▶ **Excerpted records**:
--------------------------------
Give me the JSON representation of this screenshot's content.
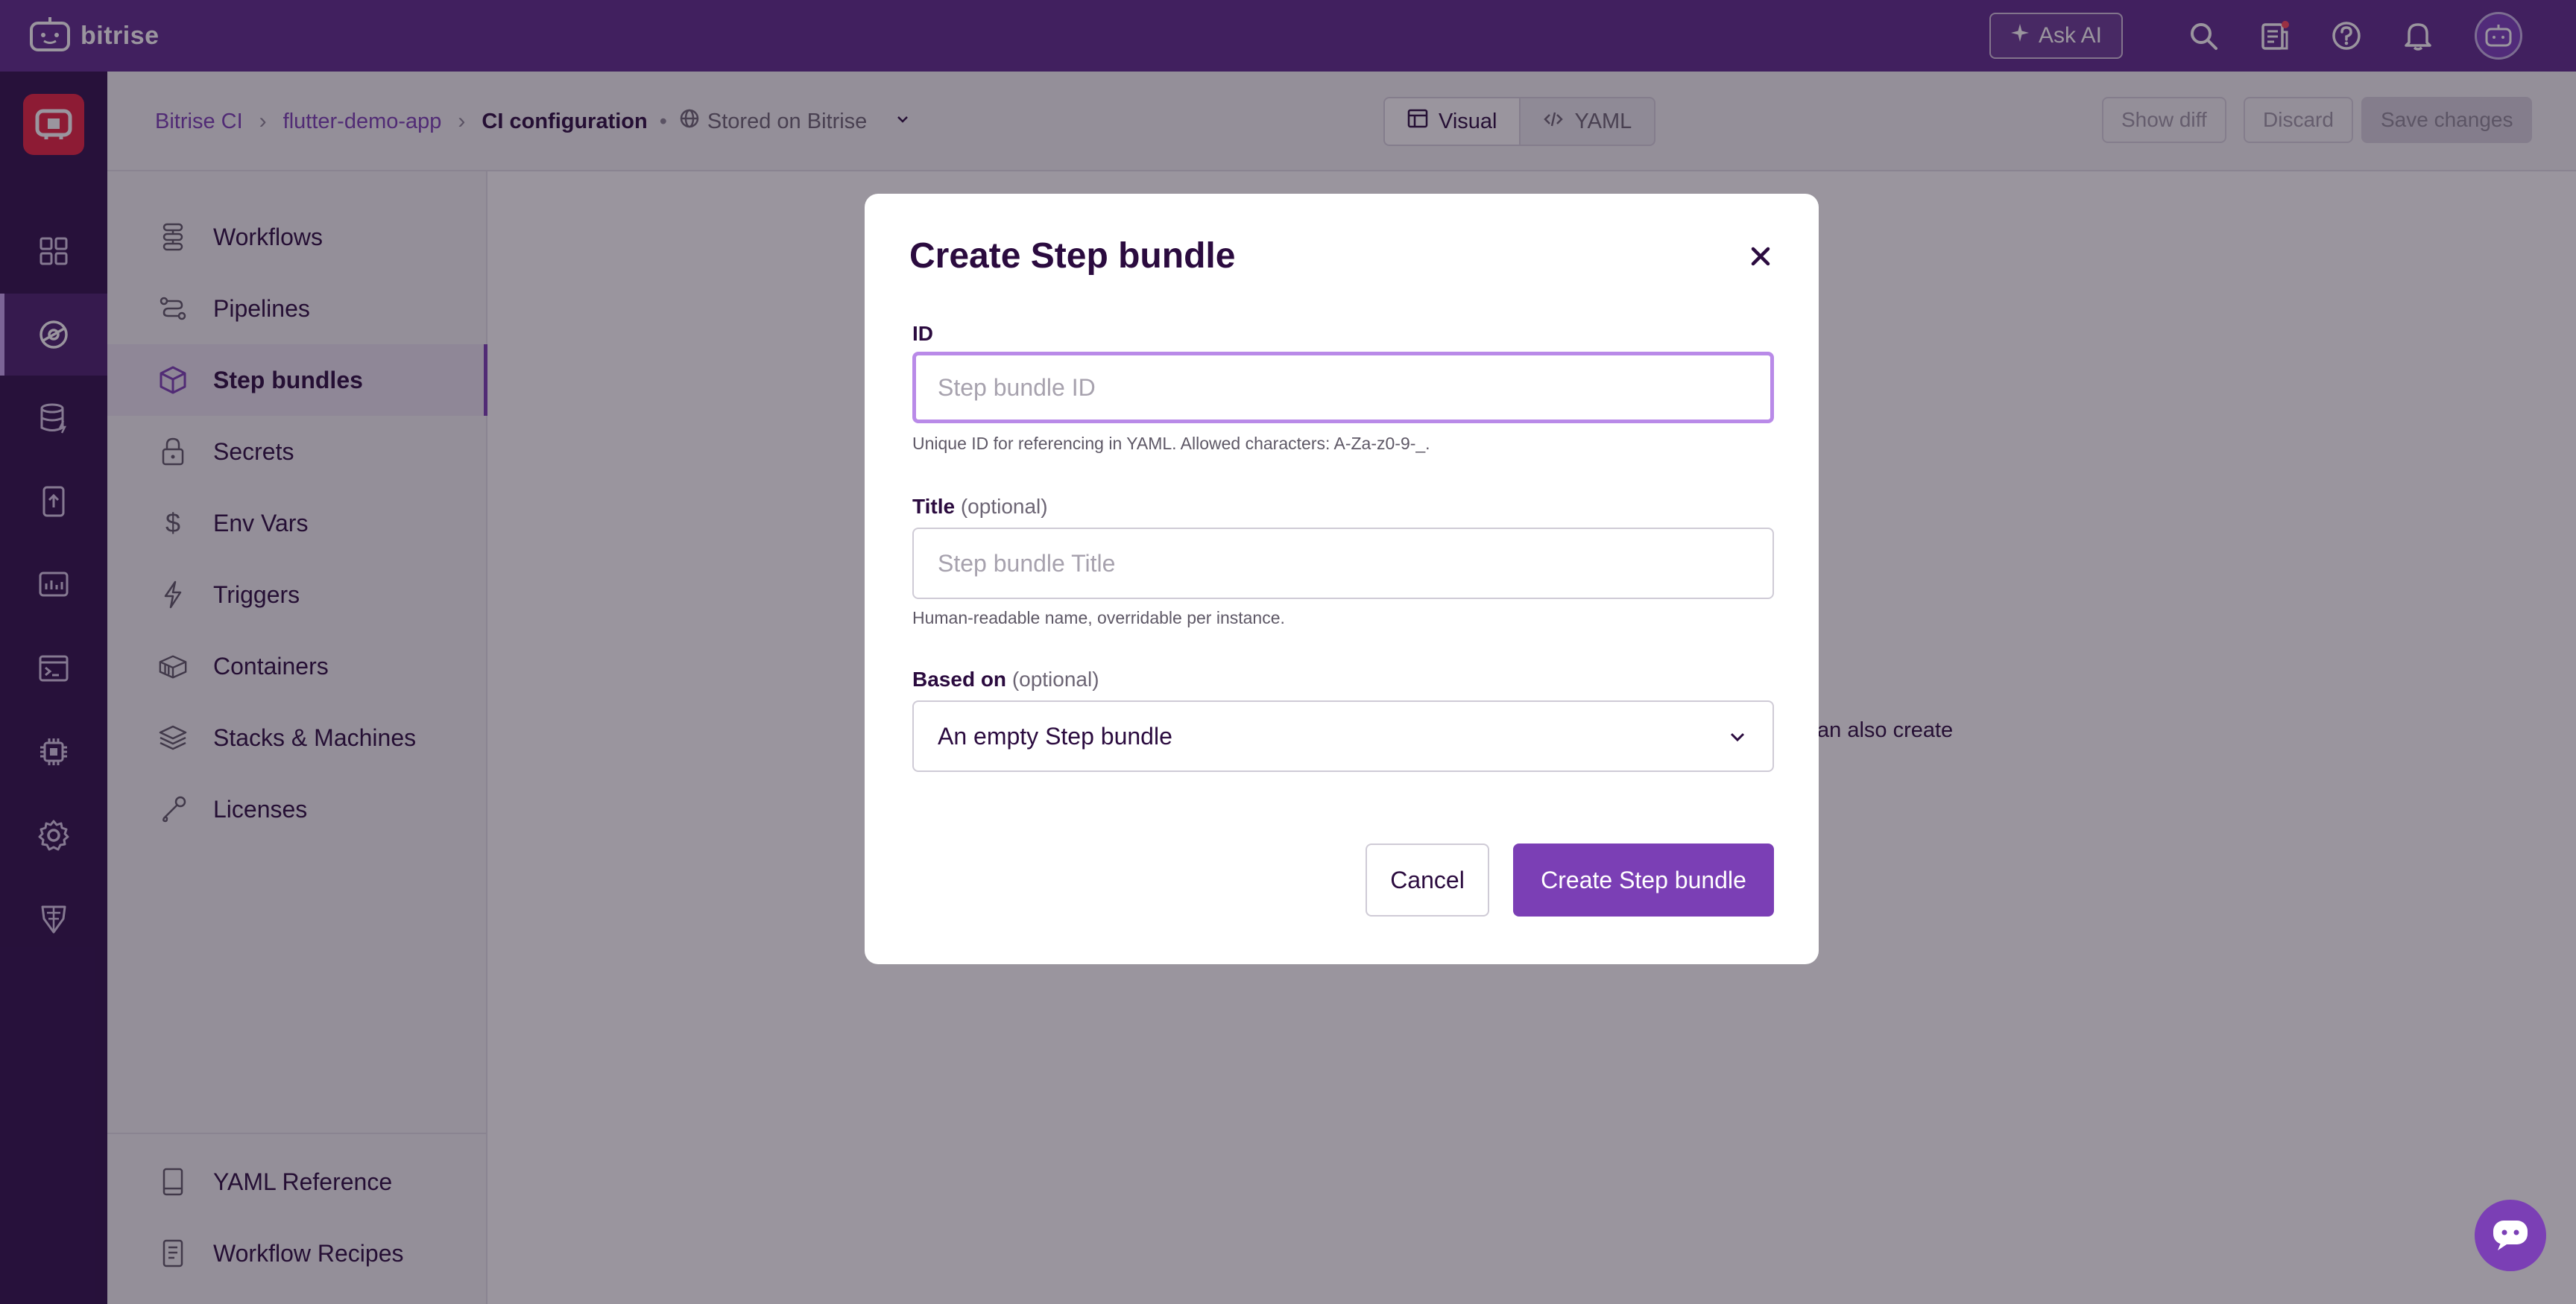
{
  "topbar": {
    "brand": "bitrise",
    "ask_ai": "Ask AI",
    "icons": [
      "search-icon",
      "changelog-icon",
      "help-icon",
      "bell-icon",
      "avatar"
    ]
  },
  "rail": {
    "items": [
      "dashboard-icon",
      "ci-icon",
      "cache-icon",
      "release-icon",
      "insights-icon",
      "terminal-icon",
      "chip-icon",
      "settings-icon",
      "robot-icon"
    ],
    "active_index": 1
  },
  "header": {
    "breadcrumb": [
      "Bitrise CI",
      "flutter-demo-app",
      "CI configuration"
    ],
    "stored": "Stored on Bitrise",
    "view_visual": "Visual",
    "view_yaml": "YAML",
    "show_diff": "Show diff",
    "discard": "Discard",
    "save_changes": "Save changes"
  },
  "sidebar": {
    "items": [
      {
        "label": "Workflows",
        "icon": "workflows-icon"
      },
      {
        "label": "Pipelines",
        "icon": "pipelines-icon"
      },
      {
        "label": "Step bundles",
        "icon": "cube-icon"
      },
      {
        "label": "Secrets",
        "icon": "lock-icon"
      },
      {
        "label": "Env Vars",
        "icon": "dollar-icon"
      },
      {
        "label": "Triggers",
        "icon": "bolt-icon"
      },
      {
        "label": "Containers",
        "icon": "container-icon"
      },
      {
        "label": "Stacks & Machines",
        "icon": "layers-icon"
      },
      {
        "label": "Licenses",
        "icon": "key-icon"
      }
    ],
    "active_index": 2,
    "bottom": [
      {
        "label": "YAML Reference",
        "icon": "book-icon"
      },
      {
        "label": "Workflow Recipes",
        "icon": "recipe-icon"
      }
    ]
  },
  "main": {
    "partial_text": "an also create"
  },
  "modal": {
    "title": "Create Step bundle",
    "id_label": "ID",
    "id_placeholder": "Step bundle ID",
    "id_help": "Unique ID for referencing in YAML. Allowed characters: A-Za-z0-9-_.",
    "title_label": "Title",
    "title_optional": "(optional)",
    "title_placeholder": "Step bundle Title",
    "title_help": "Human-readable name, overridable per instance.",
    "based_label": "Based on",
    "based_optional": "(optional)",
    "based_value": "An empty Step bundle",
    "cancel": "Cancel",
    "create": "Create Step bundle"
  },
  "colors": {
    "brand_purple": "#5e2b8c",
    "rail_bg": "#2e0f4a",
    "accent": "#7b3fb5",
    "logo_red": "#e8223f",
    "focus_ring": "#b98ae8"
  }
}
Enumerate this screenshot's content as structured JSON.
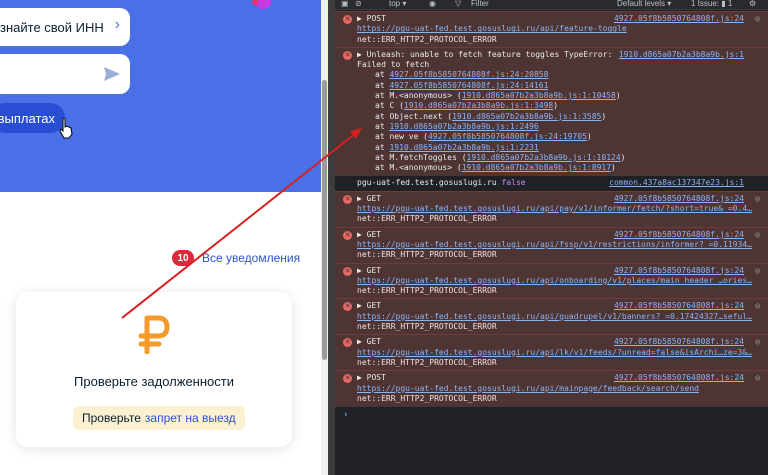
--------------------------------
▶ **Work to be completed**:
Transcribe all the data word for word; the images stay out.

▶ **Response**:
Give me the JSON representation of this screenshot's content.
{
  "topbar": {
    "brand": "bitrise",
    "ask_ai": "Ask AI",
    "icons": [
      "search-icon",
      "changelog-icon",
      "help-icon",
      "bell-icon",
      "avatar"
    ]
  },
  "rail": {
    "items": [
      "dashboard-icon",
      "ci-icon",
      "cache-icon",
      "release-icon",
      "insights-icon",
      "terminal-icon",
      "chip-icon",
      "settings-icon",
      "robot-icon"
    ],
    "active_index": 1
  },
  "header": {
    "breadcrumb": [
      "Bitrise CI",
      "flutter-demo-app",
      "CI configuration"
    ],
    "stored": "Stored on Bitrise",
    "view_visual": "Visual",
    "view_yaml": "YAML",
    "show_diff": "Show diff",
    "discard": "Discard",
    "save_changes": "Save changes"
  },
  "sidebar": {
    "items": [
      {
        "label": "Workflows",
        "icon": "workflows-icon"
      },
      {
        "label": "Pipelines",
        "icon": "pipelines-icon"
      },
      {
        "label": "Step bundles",
        "icon": "cube-icon"
      },
      {
        "label": "Secrets",
        "icon": "lock-icon"
      },
      {
        "label": "Env Vars",
        "icon": "dollar-icon"
      },
      {
        "label": "Triggers",
        "icon": "bolt-icon"
      },
      {
        "label": "Containers",
        "icon": "container-icon"
      },
      {
        "label": "Stacks & Machines",
        "icon": "layers-icon"
      },
      {
        "label": "Licenses",
        "icon": "key-icon"
      }
    ],
    "active_index": 2,
    "bottom": [
      {
        "label": "YAML Reference",
        "icon": "book-icon"
      },
      {
        "label": "Workflow Recipes",
        "icon": "recipe-icon"
      }
    ]
  },
  "main": {
    "partial_text": "an also create"
  },
  "modal": {
    "title": "Create Step bundle",
    "id_label": "ID",
    "id_placeholder": "Step bundle ID",
    "id_help": "Unique ID for referencing in YAML. Allowed characters: A-Za-z0-9-_.",
    "title_label": "Title",
    "title_optional": "(optional)",
    "title_placeholder": "Step bundle Title",
    "title_help": "Human-readable name, overridable per instance.",
    "based_label": "Based on",
    "based_optional": "(optional)",
    "based_value": "An empty Step bundle",
    "cancel": "Cancel",
    "create": "Create Step bundle"
  },
  "colors": {
    "brand_purple": "#5e2b8c",
    "rail_bg": "#2e0f4a",
    "accent": "#7b3fb5",
    "logo_red": "#e8223f",
    "focus_ring": "#b98ae8"
  }
}
Enumerate this screenshot's content as structured JSON.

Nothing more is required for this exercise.